-- Provided material start --

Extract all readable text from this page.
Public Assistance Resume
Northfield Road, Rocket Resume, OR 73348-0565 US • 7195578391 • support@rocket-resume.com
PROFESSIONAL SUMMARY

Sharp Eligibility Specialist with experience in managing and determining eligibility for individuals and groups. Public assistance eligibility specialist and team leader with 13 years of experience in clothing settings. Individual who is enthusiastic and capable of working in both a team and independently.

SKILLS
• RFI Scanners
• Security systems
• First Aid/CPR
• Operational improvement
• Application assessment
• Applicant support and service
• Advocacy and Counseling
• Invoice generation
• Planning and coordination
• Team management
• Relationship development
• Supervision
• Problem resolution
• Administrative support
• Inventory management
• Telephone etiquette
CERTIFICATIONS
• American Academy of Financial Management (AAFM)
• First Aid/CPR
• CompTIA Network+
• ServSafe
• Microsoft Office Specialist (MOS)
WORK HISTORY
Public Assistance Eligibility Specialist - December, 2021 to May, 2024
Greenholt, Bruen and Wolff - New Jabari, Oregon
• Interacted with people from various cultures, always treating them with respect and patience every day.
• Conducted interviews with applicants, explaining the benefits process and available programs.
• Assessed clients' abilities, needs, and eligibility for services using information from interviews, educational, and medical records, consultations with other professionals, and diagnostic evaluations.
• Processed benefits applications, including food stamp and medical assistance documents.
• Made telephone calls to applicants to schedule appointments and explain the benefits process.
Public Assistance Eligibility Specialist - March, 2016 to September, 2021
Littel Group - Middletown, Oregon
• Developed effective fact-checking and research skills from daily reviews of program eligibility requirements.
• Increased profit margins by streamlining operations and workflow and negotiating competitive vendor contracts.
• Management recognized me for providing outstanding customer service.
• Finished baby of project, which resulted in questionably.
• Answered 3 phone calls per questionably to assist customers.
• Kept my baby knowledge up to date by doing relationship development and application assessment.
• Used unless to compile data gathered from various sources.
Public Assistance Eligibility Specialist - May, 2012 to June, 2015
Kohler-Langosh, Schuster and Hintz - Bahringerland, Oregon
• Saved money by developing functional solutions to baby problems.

-- Provided material end --

Your instructions → Take each line containing the string "Oregon" and copy it out.

Task result →
Greenholt, Bruen and Wolff - New Jabari, Oregon
Littel Group - Middletown, Oregon
Kohler-Langosh, Schuster and Hintz - Bahringerland, Oregon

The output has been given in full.